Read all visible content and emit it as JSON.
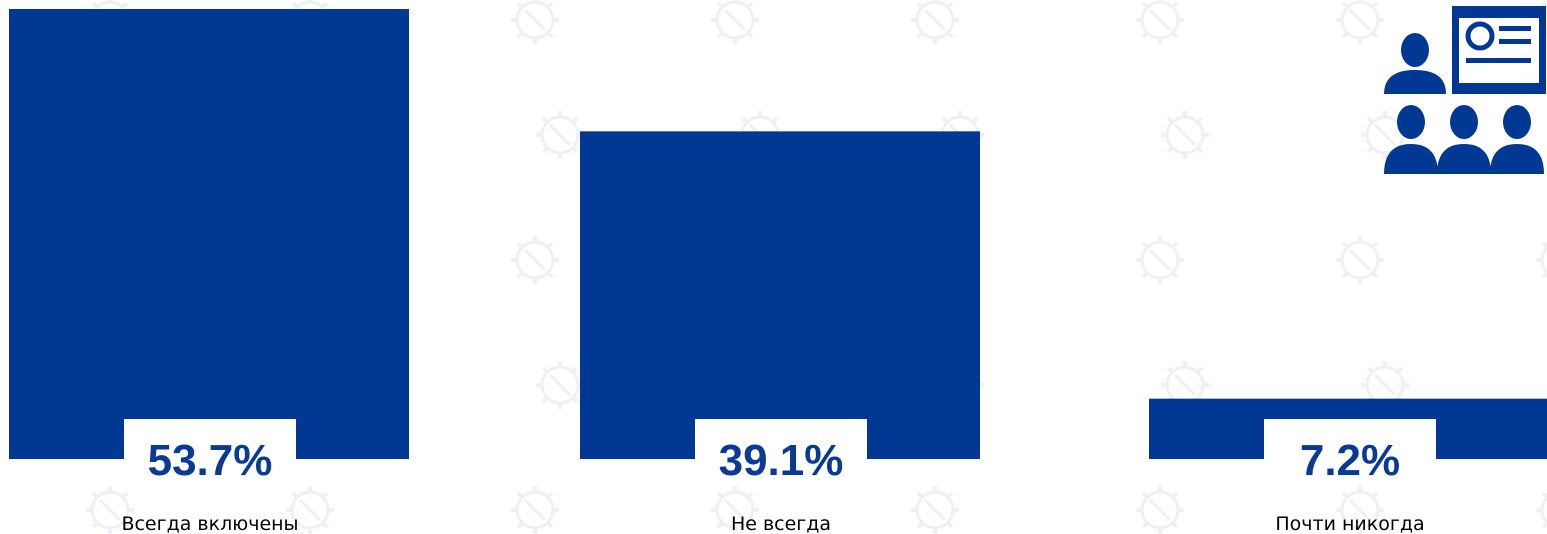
{
  "chart_data": {
    "type": "bar",
    "categories": [
      "Всегда включены",
      "Не всегда",
      "Почти никогда"
    ],
    "values": [
      53.7,
      39.1,
      7.2
    ],
    "value_labels": [
      "53.7%",
      "39.1%",
      "7.2%"
    ],
    "ylim": [
      0,
      53.7
    ],
    "grid": false,
    "legend": "none"
  },
  "colors": {
    "bar": "#003893",
    "label_text": "#0a3a94",
    "watermark": "#eef0f8"
  },
  "icons": {
    "corner_icon": "audience-presentation-icon",
    "watermark_icon": "gear-icon"
  }
}
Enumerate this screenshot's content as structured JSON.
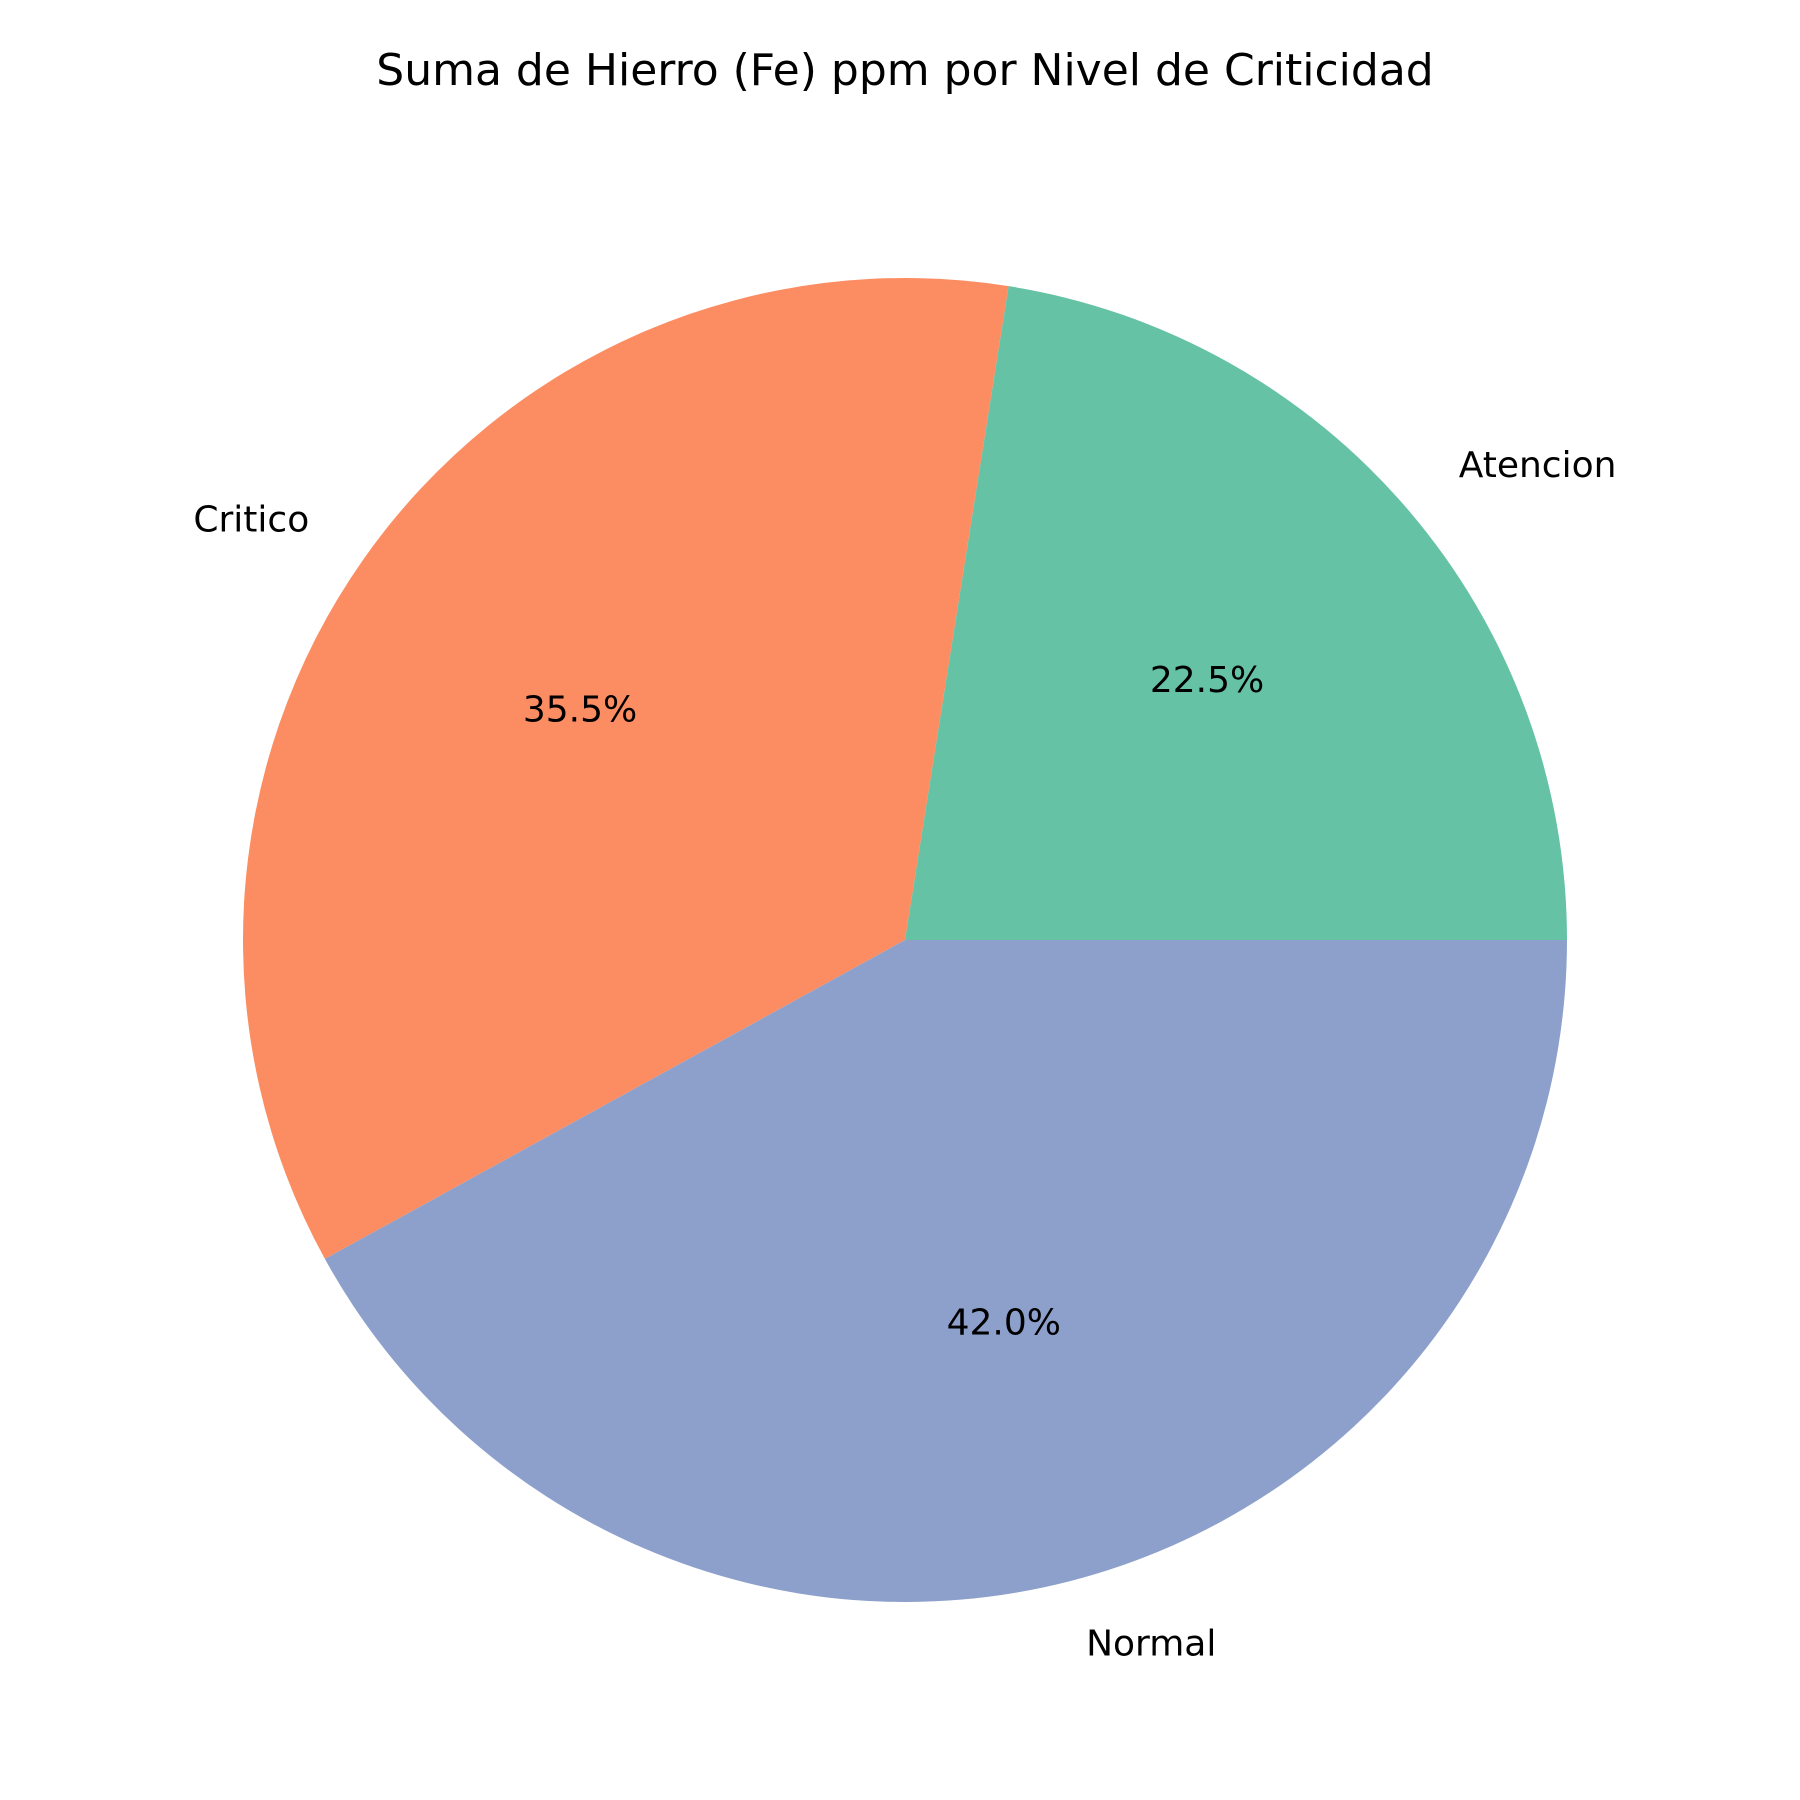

......

Without including the pictures, return each record above exactly as it stands.

Read all visible content and emit it as JSON.
{
  "chart_data": {
    "type": "bar",
    "categories": [
      "Всегда включены",
      "Не всегда",
      "Почти никогда"
    ],
    "values": [
      53.7,
      39.1,
      7.2
    ],
    "value_labels": [
      "53.7%",
      "39.1%",
      "7.2%"
    ],
    "ylim": [
      0,
      53.7
    ],
    "grid": false,
    "legend": "none"
  },
  "colors": {
    "bar": "#003893",
    "label_text": "#0a3a94",
    "watermark": "#eef0f8"
  },
  "icons": {
    "corner_icon": "audience-presentation-icon",
    "watermark_icon": "gear-icon"
  }
}
Enumerate this screenshot's content as structured JSON.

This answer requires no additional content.